# Data rows start
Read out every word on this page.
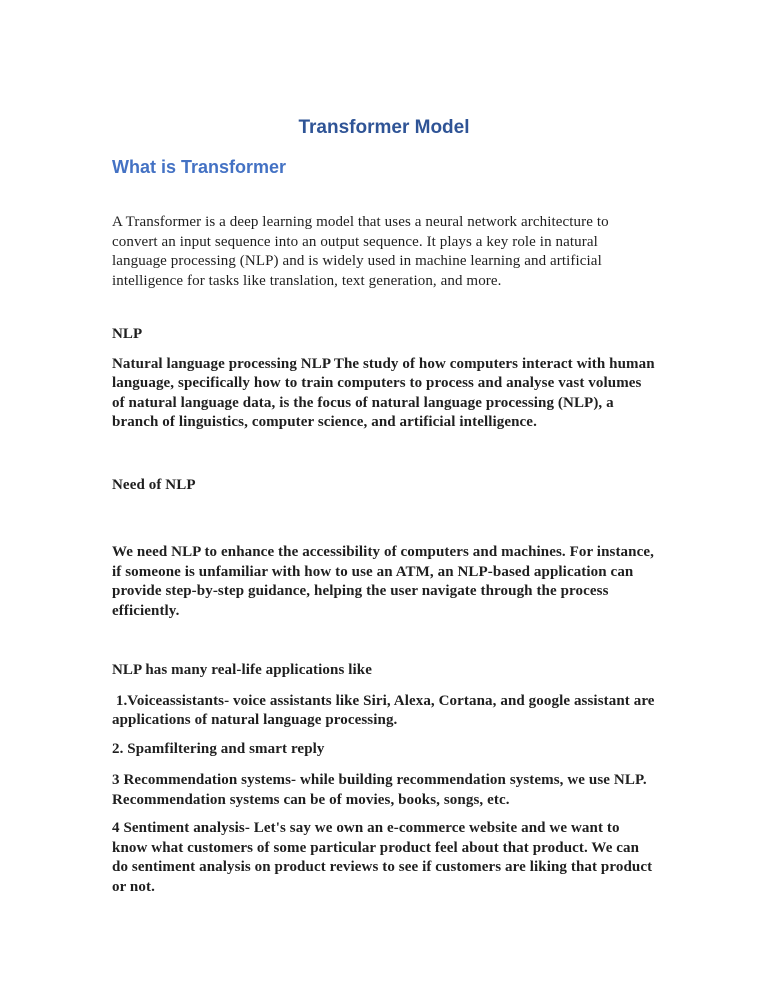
Transformer Model
What is Transformer

A Transformer is a deep learning model that uses a neural network architecture to convert an input sequence into an output sequence. It plays a key role in natural language processing (NLP) and is widely used in machine learning and artificial intelligence for tasks like translation, text generation, and more.

NLP

Natural language processing NLP The study of how computers interact with human language, specifically how to train computers to process and analyse vast volumes of natural language data, is the focus of natural language processing (NLP), a branch of linguistics, computer science, and artificial intelligence.

Need of NLP

We need NLP to enhance the accessibility of computers and machines. For instance, if someone is unfamiliar with how to use an ATM, an NLP-based application can provide step-by-step guidance, helping the user navigate through the process efficiently.

NLP has many real-life applications like

1.Voiceassistants- voice assistants like Siri, Alexa, Cortana, and google assistant are applications of natural language processing.

2. Spamfiltering and smart reply

3 Recommendation systems- while building recommendation systems, we use NLP. Recommendation systems can be of movies, books, songs, etc.

4 Sentiment analysis- Let's say we own an e-commerce website and we want to know what customers of some particular product feel about that product. We can do sentiment analysis on product reviews to see if customers are liking that product or not.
# Data rows end
Reproduce every line above as written, skipping pictures.

Read out every word on this page.
Transformer Model
What is Transformer

A Transformer is a deep learning model that uses a neural network architecture to convert an input sequence into an output sequence. It plays a key role in natural language processing (NLP) and is widely used in machine learning and artificial intelligence for tasks like translation, text generation, and more.

NLP

Natural language processing NLP The study of how computers interact with human language, specifically how to train computers to process and analyse vast volumes of natural language data, is the focus of natural language processing (NLP), a branch of linguistics, computer science, and artificial intelligence.

Need of NLP

We need NLP to enhance the accessibility of computers and machines. For instance, if someone is unfamiliar with how to use an ATM, an NLP-based application can provide step-by-step guidance, helping the user navigate through the process efficiently.

NLP has many real-life applications like

1.Voiceassistants- voice assistants like Siri, Alexa, Cortana, and google assistant are applications of natural language processing.

2. Spamfiltering and smart reply

3 Recommendation systems- while building recommendation systems, we use NLP. Recommendation systems can be of movies, books, songs, etc.

4 Sentiment analysis- Let's say we own an e-commerce website and we want to know what customers of some particular product feel about that product. We can do sentiment analysis on product reviews to see if customers are liking that product or not.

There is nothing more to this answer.